Render the data from its first line through the line containing "heatmap-cell xyxy=(107,243,131,267)", inclusive, as a Markdown table with the columns Row and Entry, leaving out any blank lines.

□ □ □ □ □

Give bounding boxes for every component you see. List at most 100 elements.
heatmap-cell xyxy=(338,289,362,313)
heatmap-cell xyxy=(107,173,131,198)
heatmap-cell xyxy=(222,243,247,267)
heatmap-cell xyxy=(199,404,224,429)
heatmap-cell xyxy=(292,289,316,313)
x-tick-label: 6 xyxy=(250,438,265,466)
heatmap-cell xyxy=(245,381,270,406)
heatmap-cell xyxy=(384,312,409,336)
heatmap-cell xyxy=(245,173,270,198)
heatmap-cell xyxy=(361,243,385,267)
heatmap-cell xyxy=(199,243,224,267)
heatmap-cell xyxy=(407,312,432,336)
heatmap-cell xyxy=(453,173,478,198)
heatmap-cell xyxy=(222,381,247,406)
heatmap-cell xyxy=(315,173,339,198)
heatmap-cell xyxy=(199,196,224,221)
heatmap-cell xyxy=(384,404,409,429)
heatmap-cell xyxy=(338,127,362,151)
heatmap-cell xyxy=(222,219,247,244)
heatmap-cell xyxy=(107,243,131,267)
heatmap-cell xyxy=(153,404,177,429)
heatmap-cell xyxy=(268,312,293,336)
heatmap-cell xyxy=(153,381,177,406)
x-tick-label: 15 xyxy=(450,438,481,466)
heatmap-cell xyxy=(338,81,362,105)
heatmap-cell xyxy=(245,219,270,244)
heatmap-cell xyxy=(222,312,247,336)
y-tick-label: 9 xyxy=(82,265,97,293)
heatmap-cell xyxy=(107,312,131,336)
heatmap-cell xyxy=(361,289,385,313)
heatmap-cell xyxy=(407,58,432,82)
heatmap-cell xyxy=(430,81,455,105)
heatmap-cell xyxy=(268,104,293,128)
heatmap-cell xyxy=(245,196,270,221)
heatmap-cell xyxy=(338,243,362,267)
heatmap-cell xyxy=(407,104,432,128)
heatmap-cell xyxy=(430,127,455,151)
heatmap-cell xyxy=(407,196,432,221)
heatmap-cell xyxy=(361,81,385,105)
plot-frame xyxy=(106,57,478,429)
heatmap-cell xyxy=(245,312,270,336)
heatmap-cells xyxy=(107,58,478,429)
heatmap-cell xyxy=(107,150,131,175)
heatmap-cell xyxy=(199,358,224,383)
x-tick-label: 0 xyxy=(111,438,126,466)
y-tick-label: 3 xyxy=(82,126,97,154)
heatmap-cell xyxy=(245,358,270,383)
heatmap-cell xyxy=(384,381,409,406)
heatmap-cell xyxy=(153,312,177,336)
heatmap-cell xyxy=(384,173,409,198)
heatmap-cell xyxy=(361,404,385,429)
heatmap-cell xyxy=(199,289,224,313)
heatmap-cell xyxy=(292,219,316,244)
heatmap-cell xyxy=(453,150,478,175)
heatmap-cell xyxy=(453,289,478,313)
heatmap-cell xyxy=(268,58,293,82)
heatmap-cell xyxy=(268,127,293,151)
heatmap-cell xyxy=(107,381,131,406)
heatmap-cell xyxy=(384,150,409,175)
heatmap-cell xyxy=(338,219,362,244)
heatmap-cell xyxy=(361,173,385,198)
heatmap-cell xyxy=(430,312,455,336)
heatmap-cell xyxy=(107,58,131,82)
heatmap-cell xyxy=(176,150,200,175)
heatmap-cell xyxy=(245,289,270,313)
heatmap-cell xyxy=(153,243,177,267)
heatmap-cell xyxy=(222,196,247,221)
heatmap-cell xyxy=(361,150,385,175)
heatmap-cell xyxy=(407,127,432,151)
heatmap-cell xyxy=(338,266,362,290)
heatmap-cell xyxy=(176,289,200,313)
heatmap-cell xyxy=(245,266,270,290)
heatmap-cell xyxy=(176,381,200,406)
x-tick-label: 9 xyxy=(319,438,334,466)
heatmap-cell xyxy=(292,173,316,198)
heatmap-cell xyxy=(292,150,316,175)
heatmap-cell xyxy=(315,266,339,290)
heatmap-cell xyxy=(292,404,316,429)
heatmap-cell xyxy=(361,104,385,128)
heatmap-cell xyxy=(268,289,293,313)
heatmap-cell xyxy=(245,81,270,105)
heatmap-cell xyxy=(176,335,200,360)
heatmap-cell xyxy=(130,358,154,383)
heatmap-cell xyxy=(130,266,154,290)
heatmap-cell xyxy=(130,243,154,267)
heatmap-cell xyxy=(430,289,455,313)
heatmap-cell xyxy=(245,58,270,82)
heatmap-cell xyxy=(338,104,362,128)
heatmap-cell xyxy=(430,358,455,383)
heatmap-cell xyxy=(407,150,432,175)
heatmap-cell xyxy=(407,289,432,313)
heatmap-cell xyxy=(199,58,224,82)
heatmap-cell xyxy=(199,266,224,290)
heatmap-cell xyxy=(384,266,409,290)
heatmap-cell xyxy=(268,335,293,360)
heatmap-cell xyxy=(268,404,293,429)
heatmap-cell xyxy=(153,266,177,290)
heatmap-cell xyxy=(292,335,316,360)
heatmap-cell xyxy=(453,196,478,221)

□ □ □ □ □

EXERCISE RESULT
| Row | Entry |
|---|---|
| 1 | Give bounding boxes for every component you see. List at most 100 elements. |
| 2 | heatmap-cell xyxy=(338,289,362,313) |
| 3 | heatmap-cell xyxy=(107,173,131,198) |
| 4 | heatmap-cell xyxy=(222,243,247,267) |
| 5 | heatmap-cell xyxy=(199,404,224,429) |
| 6 | heatmap-cell xyxy=(292,289,316,313) |
| 7 | x-tick-label: 6 xyxy=(250,438,265,466) |
| 8 | heatmap-cell xyxy=(245,381,270,406) |
| 9 | heatmap-cell xyxy=(384,312,409,336) |
| 10 | heatmap-cell xyxy=(245,173,270,198) |
| 11 | heatmap-cell xyxy=(361,243,385,267) |
| 12 | heatmap-cell xyxy=(199,243,224,267) |
| 13 | heatmap-cell xyxy=(407,312,432,336) |
| 14 | heatmap-cell xyxy=(453,173,478,198) |
| 15 | heatmap-cell xyxy=(222,381,247,406) |
| 16 | heatmap-cell xyxy=(315,173,339,198) |
| 17 | heatmap-cell xyxy=(199,196,224,221) |
| 18 | heatmap-cell xyxy=(384,404,409,429) |
| 19 | heatmap-cell xyxy=(338,127,362,151) |
| 20 | heatmap-cell xyxy=(222,219,247,244) |
| 21 | heatmap-cell xyxy=(107,243,131,267) |